- Exercise material:
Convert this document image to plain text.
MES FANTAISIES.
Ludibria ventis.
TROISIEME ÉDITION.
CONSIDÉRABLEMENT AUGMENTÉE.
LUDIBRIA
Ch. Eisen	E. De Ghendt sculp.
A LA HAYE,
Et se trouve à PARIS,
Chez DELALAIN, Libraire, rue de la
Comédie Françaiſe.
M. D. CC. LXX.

- Objective: Return the listing above in full, character for character.

- Result of this task:
Convert this document image to plain text.
MES FANTAISIES.
Ludibria ventis.
TROISIEME ÉDITION.
CONSIDÉRABLEMENT AUGMENTÉE.
LUDIBRIA
Ch. Eisen	E. De Ghendt sculp.
A LA HAYE,
Et se trouve à PARIS,
Chez DELALAIN, Libraire, rue de la
Comédie Françaiſe.
M. D. CC. LXX.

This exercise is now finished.